### DATA PROVIDED ###
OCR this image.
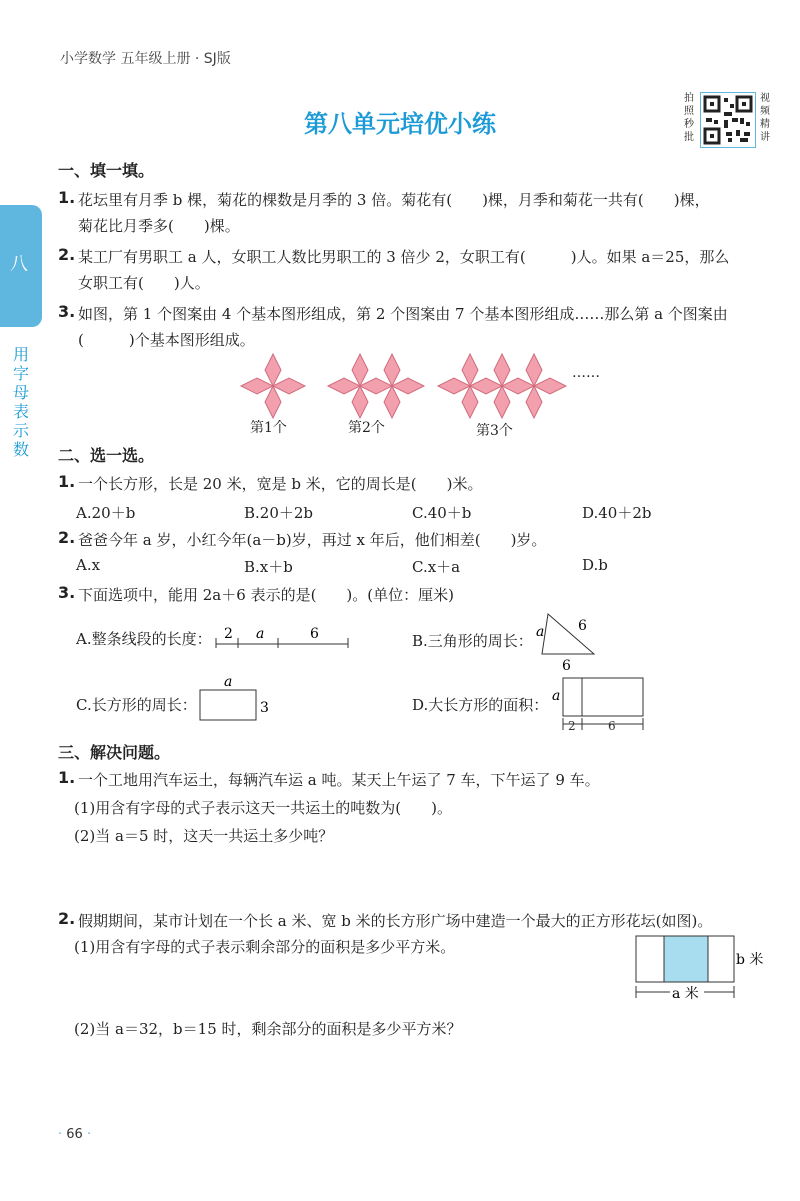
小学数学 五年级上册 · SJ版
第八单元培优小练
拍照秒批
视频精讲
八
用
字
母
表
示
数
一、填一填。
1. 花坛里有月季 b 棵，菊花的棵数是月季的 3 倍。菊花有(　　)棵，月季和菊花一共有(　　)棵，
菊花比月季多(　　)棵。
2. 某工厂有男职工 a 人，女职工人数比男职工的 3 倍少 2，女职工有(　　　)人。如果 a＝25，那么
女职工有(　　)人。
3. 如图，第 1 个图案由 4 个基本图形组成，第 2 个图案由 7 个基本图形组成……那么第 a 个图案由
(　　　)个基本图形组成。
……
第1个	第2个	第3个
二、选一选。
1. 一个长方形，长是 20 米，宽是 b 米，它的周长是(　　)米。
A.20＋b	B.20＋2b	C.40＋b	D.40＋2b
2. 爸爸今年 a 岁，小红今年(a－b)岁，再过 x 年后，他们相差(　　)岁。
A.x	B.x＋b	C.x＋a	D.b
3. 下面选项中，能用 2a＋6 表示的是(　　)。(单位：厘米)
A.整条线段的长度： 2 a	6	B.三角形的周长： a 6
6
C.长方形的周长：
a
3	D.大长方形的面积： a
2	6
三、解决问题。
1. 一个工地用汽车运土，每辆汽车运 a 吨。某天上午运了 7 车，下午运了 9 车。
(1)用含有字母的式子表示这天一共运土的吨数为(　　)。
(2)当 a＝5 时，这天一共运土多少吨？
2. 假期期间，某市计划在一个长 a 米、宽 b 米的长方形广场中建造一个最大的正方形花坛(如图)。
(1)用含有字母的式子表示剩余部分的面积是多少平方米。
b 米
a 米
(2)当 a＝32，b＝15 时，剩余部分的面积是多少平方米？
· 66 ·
###
### DATA PROVIDED ###
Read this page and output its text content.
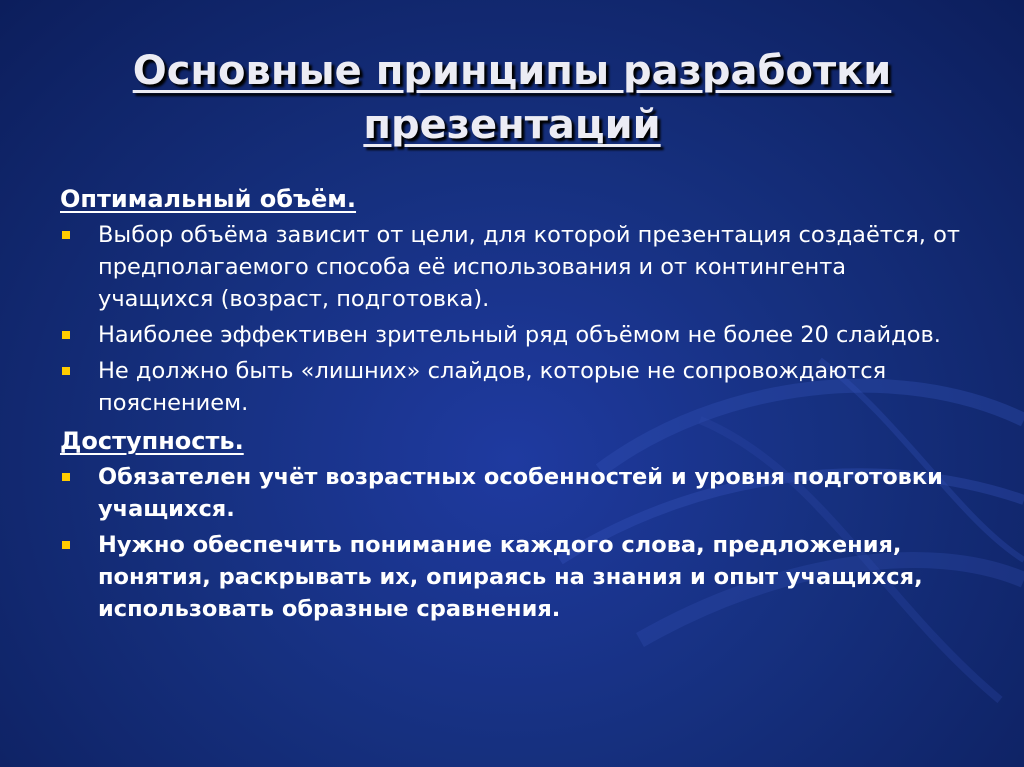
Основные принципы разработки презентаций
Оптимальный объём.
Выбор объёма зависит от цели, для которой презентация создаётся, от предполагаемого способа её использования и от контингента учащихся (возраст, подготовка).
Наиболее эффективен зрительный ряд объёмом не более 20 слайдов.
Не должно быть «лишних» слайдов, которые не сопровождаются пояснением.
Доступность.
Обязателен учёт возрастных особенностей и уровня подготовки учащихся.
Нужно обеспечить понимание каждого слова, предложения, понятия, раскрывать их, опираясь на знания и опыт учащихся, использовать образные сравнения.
###
### DATA PROVIDED ###
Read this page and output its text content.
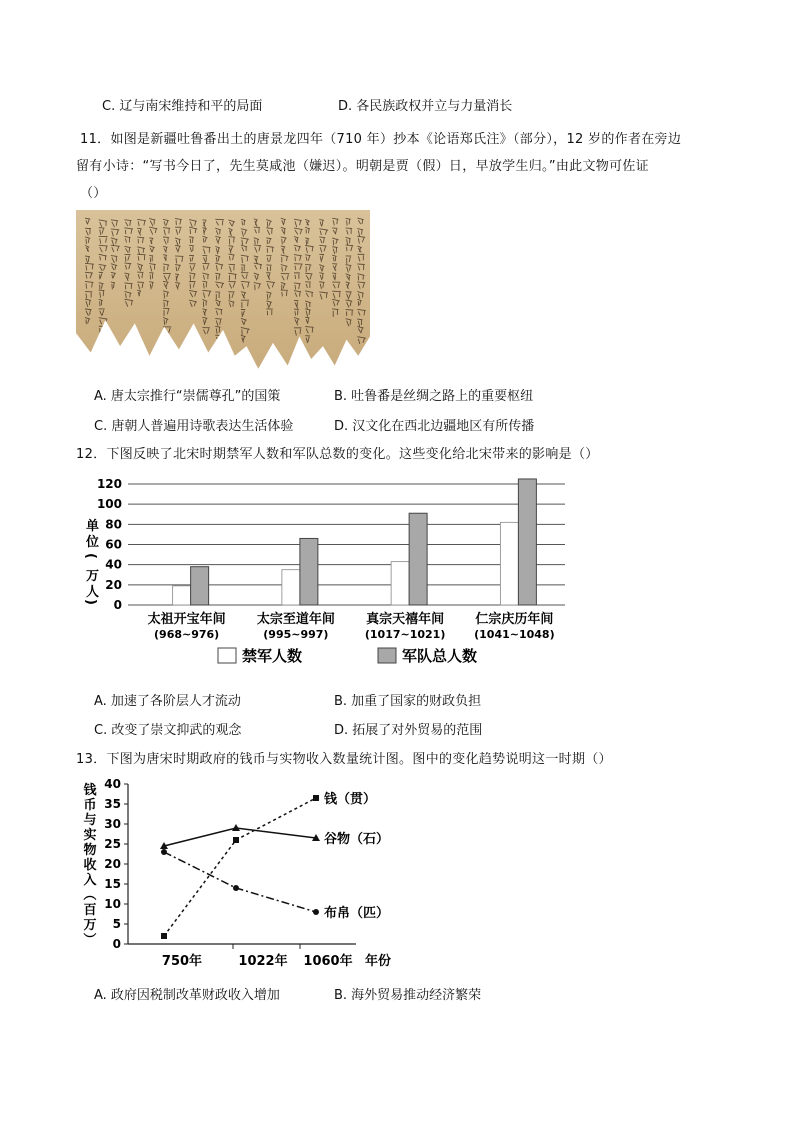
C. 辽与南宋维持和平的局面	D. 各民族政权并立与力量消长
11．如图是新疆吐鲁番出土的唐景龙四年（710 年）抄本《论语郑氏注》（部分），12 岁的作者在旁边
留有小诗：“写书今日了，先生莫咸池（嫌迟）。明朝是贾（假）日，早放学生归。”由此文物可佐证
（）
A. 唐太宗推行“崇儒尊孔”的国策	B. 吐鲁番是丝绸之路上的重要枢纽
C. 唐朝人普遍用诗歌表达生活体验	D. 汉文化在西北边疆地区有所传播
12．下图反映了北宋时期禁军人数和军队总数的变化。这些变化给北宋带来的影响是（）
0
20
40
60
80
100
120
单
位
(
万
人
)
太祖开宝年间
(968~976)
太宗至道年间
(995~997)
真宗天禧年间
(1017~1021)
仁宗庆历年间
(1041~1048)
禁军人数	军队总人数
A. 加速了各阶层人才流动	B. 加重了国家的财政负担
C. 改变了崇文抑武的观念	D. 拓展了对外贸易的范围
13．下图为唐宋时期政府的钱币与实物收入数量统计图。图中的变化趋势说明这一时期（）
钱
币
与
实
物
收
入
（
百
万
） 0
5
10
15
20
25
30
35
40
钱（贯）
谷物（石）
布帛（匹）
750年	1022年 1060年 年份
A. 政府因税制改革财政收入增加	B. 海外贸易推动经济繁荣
###
» **TASK INSTRUCTIONS**
Filter the records down to the lines that contain the string "女职工有", and copy those lines.

» **COMPLETED TASK**
2. 某工厂有男职工 a 人，女职工人数比男职工的 3 倍少 2，女职工有(　　　)人。如果 a＝25，那么
女职工有(　　)人。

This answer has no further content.